Task to carry out —
Copy the lines that follow, keeping every character the same.
━━━━━ Available records
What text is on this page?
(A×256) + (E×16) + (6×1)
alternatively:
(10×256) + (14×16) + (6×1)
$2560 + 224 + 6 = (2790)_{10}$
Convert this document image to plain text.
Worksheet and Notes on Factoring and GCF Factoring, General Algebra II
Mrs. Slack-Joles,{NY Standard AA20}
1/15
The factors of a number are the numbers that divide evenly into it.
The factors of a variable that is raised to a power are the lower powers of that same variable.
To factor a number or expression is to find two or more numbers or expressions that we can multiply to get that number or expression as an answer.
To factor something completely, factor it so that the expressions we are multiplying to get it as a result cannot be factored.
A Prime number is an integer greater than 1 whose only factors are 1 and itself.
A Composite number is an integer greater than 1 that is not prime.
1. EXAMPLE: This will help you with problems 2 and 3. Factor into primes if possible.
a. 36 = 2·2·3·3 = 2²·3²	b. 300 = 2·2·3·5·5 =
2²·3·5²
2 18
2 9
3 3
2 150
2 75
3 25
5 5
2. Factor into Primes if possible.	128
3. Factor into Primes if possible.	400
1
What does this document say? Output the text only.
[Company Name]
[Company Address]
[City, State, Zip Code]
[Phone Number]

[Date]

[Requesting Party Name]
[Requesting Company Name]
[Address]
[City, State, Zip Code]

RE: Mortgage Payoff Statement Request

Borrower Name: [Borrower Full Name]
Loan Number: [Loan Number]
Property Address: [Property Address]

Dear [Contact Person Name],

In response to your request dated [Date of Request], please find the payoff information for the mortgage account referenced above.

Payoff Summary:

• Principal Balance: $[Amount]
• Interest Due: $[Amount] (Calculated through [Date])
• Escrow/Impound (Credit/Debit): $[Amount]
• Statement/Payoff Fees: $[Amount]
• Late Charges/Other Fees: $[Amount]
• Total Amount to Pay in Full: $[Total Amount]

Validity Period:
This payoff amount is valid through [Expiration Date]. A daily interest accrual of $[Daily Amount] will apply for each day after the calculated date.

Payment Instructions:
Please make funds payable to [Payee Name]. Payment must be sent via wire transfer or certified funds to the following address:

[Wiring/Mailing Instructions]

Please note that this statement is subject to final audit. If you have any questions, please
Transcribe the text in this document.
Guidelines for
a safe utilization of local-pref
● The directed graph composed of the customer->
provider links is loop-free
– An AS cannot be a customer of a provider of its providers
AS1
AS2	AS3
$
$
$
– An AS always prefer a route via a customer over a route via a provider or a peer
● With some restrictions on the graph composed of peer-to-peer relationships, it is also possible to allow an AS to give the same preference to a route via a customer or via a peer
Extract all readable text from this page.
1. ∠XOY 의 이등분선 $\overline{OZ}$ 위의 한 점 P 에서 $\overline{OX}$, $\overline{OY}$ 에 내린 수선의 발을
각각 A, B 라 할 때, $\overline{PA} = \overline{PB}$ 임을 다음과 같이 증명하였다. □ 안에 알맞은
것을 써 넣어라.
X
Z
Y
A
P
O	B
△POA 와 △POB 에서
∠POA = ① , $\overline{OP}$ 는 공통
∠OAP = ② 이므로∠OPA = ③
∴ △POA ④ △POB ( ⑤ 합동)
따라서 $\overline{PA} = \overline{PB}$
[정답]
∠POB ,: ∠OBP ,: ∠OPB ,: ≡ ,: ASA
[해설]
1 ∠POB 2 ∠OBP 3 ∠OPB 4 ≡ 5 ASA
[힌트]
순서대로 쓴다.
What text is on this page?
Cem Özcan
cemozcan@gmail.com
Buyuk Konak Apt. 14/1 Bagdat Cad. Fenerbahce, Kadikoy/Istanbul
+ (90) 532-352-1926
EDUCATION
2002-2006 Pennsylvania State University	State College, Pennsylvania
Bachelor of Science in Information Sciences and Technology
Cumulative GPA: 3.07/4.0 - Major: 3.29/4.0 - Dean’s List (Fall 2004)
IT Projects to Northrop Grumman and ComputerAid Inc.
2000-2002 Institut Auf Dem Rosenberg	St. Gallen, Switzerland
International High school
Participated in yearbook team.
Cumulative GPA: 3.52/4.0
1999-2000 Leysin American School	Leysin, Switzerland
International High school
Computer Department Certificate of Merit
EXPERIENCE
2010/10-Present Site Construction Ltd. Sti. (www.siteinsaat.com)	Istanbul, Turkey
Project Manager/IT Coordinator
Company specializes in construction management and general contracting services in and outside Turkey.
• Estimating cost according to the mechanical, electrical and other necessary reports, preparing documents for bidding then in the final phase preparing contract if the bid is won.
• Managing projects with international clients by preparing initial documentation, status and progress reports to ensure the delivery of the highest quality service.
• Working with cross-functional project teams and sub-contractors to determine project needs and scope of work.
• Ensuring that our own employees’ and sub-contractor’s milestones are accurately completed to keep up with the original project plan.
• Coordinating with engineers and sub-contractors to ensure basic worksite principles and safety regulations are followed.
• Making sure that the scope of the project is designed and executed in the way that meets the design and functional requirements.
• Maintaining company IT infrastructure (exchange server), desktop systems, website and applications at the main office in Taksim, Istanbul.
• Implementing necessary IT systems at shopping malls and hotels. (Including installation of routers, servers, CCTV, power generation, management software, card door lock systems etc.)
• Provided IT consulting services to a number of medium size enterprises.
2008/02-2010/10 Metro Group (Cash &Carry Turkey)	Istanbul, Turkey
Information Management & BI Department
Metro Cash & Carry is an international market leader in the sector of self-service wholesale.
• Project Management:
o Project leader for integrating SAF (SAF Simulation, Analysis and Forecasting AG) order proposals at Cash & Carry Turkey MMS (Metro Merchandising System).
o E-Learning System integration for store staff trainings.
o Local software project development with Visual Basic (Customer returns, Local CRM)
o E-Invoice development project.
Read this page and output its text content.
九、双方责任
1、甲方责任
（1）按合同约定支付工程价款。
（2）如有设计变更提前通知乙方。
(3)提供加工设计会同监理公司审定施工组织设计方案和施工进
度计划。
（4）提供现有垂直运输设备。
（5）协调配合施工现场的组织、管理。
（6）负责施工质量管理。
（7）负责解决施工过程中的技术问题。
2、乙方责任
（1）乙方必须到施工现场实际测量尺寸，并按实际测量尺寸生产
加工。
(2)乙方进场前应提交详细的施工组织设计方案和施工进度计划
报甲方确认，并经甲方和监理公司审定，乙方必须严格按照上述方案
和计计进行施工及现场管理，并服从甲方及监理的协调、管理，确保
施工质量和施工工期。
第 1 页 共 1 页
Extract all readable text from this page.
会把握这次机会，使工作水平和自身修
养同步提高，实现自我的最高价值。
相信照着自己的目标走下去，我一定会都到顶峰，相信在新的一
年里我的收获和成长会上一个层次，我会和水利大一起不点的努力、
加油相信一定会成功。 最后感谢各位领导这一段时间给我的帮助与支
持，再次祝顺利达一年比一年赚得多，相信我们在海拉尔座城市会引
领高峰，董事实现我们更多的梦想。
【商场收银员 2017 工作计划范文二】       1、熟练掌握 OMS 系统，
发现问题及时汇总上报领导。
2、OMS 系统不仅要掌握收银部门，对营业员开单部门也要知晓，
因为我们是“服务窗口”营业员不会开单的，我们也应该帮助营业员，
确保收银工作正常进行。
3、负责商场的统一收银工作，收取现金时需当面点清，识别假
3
━━━━━━━━━━
Correct answer —
What text is on this page?
(A×256) + (E×16) + (6×1)
alternatively:
(10×256) + (14×16) + (6×1)
$2560 + 224 + 6 = (2790)_{10}$
Convert this document image to plain text.
Worksheet and Notes on Factoring and GCF Factoring, General Algebra II
Mrs. Slack-Joles,{NY Standard AA20}
1/15
The factors of a number are the numbers that divide evenly into it.
The factors of a variable that is raised to a power are the lower powers of that same variable.
To factor a number or expression is to find two or more numbers or expressions that we can multiply to get that number or expression as an answer.
To factor something completely, factor it so that the expressions we are multiplying to get it as a result cannot be factored.
A Prime number is an integer greater than 1 whose only factors are 1 and itself.
A Composite number is an integer greater than 1 that is not prime.
1. EXAMPLE: This will help you with problems 2 and 3. Factor into primes if possible.
a. 36 = 2·2·3·3 = 2²·3²	b. 300 = 2·2·3·5·5 =
2²·3·5²
2 18
2 9
3 3
2 150
2 75
3 25
5 5
2. Factor into Primes if possible.	128
3. Factor into Primes if possible.	400
1
What does this document say? Output the text only.
[Company Name]
[Company Address]
[City, State, Zip Code]
[Phone Number]

[Date]

[Requesting Party Name]
[Requesting Company Name]
[Address]
[City, State, Zip Code]

RE: Mortgage Payoff Statement Request

Borrower Name: [Borrower Full Name]
Loan Number: [Loan Number]
Property Address: [Property Address]

Dear [Contact Person Name],

In response to your request dated [Date of Request], please find the payoff information for the mortgage account referenced above.

Payoff Summary:

• Principal Balance: $[Amount]
• Interest Due: $[Amount] (Calculated through [Date])
• Escrow/Impound (Credit/Debit): $[Amount]
• Statement/Payoff Fees: $[Amount]
• Late Charges/Other Fees: $[Amount]
• Total Amount to Pay in Full: $[Total Amount]

Validity Period:
This payoff amount is valid through [Expiration Date]. A daily interest accrual of $[Daily Amount] will apply for each day after the calculated date.

Payment Instructions:
Please make funds payable to [Payee Name]. Payment must be sent via wire transfer or certified funds to the following address:

[Wiring/Mailing Instructions]

Please note that this statement is subject to final audit. If you have any questions, please
Transcribe the text in this document.
Guidelines for
a safe utilization of local-pref
● The directed graph composed of the customer->
provider links is loop-free
– An AS cannot be a customer of a provider of its providers
AS1
AS2	AS3
$
$
$
– An AS always prefer a route via a customer over a route via a provider or a peer
● With some restrictions on the graph composed of peer-to-peer relationships, it is also possible to allow an AS to give the same preference to a route via a customer or via a peer
Extract all readable text from this page.
1. ∠XOY 의 이등분선 $\overline{OZ}$ 위의 한 점 P 에서 $\overline{OX}$, $\overline{OY}$ 에 내린 수선의 발을
각각 A, B 라 할 때, $\overline{PA} = \overline{PB}$ 임을 다음과 같이 증명하였다. □ 안에 알맞은
것을 써 넣어라.
X
Z
Y
A
P
O	B
△POA 와 △POB 에서
∠POA = ① , $\overline{OP}$ 는 공통
∠OAP = ② 이므로∠OPA = ③
∴ △POA ④ △POB ( ⑤ 합동)
따라서 $\overline{PA} = \overline{PB}$
[정답]
∠POB ,: ∠OBP ,: ∠OPB ,: ≡ ,: ASA
[해설]
1 ∠POB 2 ∠OBP 3 ∠OPB 4 ≡ 5 ASA
[힌트]
순서대로 쓴다.
What text is on this page?
Cem Özcan
cemozcan@gmail.com
Buyuk Konak Apt. 14/1 Bagdat Cad. Fenerbahce, Kadikoy/Istanbul
+ (90) 532-352-1926
EDUCATION
2002-2006 Pennsylvania State University	State College, Pennsylvania
Bachelor of Science in Information Sciences and Technology
Cumulative GPA: 3.07/4.0 - Major: 3.29/4.0 - Dean’s List (Fall 2004)
IT Projects to Northrop Grumman and ComputerAid Inc.
2000-2002 Institut Auf Dem Rosenberg	St. Gallen, Switzerland
International High school
Participated in yearbook team.
Cumulative GPA: 3.52/4.0
1999-2000 Leysin American School	Leysin, Switzerland
International High school
Computer Department Certificate of Merit
EXPERIENCE
2010/10-Present Site Construction Ltd. Sti. (www.siteinsaat.com)	Istanbul, Turkey
Project Manager/IT Coordinator
Company specializes in construction management and general contracting services in and outside Turkey.
• Estimating cost according to the mechanical, electrical and other necessary reports, preparing documents for bidding then in the final phase preparing contract if the bid is won.
• Managing projects with international clients by preparing initial documentation, status and progress reports to ensure the delivery of the highest quality service.
• Working with cross-functional project teams and sub-contractors to determine project needs and scope of work.
• Ensuring that our own employees’ and sub-contractor’s milestones are accurately completed to keep up with the original project plan.
• Coordinating with engineers and sub-contractors to ensure basic worksite principles and safety regulations are followed.
• Making sure that the scope of the project is designed and executed in the way that meets the design and functional requirements.
• Maintaining company IT infrastructure (exchange server), desktop systems, website and applications at the main office in Taksim, Istanbul.
• Implementing necessary IT systems at shopping malls and hotels. (Including installation of routers, servers, CCTV, power generation, management software, card door lock systems etc.)
• Provided IT consulting services to a number of medium size enterprises.
2008/02-2010/10 Metro Group (Cash &Carry Turkey)	Istanbul, Turkey
Information Management & BI Department
Metro Cash & Carry is an international market leader in the sector of self-service wholesale.
• Project Management:
o Project leader for integrating SAF (SAF Simulation, Analysis and Forecasting AG) order proposals at Cash & Carry Turkey MMS (Metro Merchandising System).
o E-Learning System integration for store staff trainings.
o Local software project development with Visual Basic (Customer returns, Local CRM)
o E-Invoice development project.
Read this page and output its text content.
九、双方责任
1、甲方责任
（1）按合同约定支付工程价款。
（2）如有设计变更提前通知乙方。
(3)提供加工设计会同监理公司审定施工组织设计方案和施工进
度计划。
（4）提供现有垂直运输设备。
（5）协调配合施工现场的组织、管理。
（6）负责施工质量管理。
（7）负责解决施工过程中的技术问题。
2、乙方责任
（1）乙方必须到施工现场实际测量尺寸，并按实际测量尺寸生产
加工。
(2)乙方进场前应提交详细的施工组织设计方案和施工进度计划
报甲方确认，并经甲方和监理公司审定，乙方必须严格按照上述方案
和计计进行施工及现场管理，并服从甲方及监理的协调、管理，确保
施工质量和施工工期。
第 1 页 共 1 页
Extract all readable text from this page.
会把握这次机会，使工作水平和自身修
养同步提高，实现自我的最高价值。
相信照着自己的目标走下去，我一定会都到顶峰，相信在新的一
年里我的收获和成长会上一个层次，我会和水利大一起不点的努力、
加油相信一定会成功。 最后感谢各位领导这一段时间给我的帮助与支
持，再次祝顺利达一年比一年赚得多，相信我们在海拉尔座城市会引
领高峰，董事实现我们更多的梦想。
【商场收银员 2017 工作计划范文二】       1、熟练掌握 OMS 系统，
发现问题及时汇总上报领导。
2、OMS 系统不仅要掌握收银部门，对营业员开单部门也要知晓，
因为我们是“服务窗口”营业员不会开单的，我们也应该帮助营业员，
确保收银工作正常进行。
3、负责商场的统一收银工作，收取现金时需当面点清，识别假
3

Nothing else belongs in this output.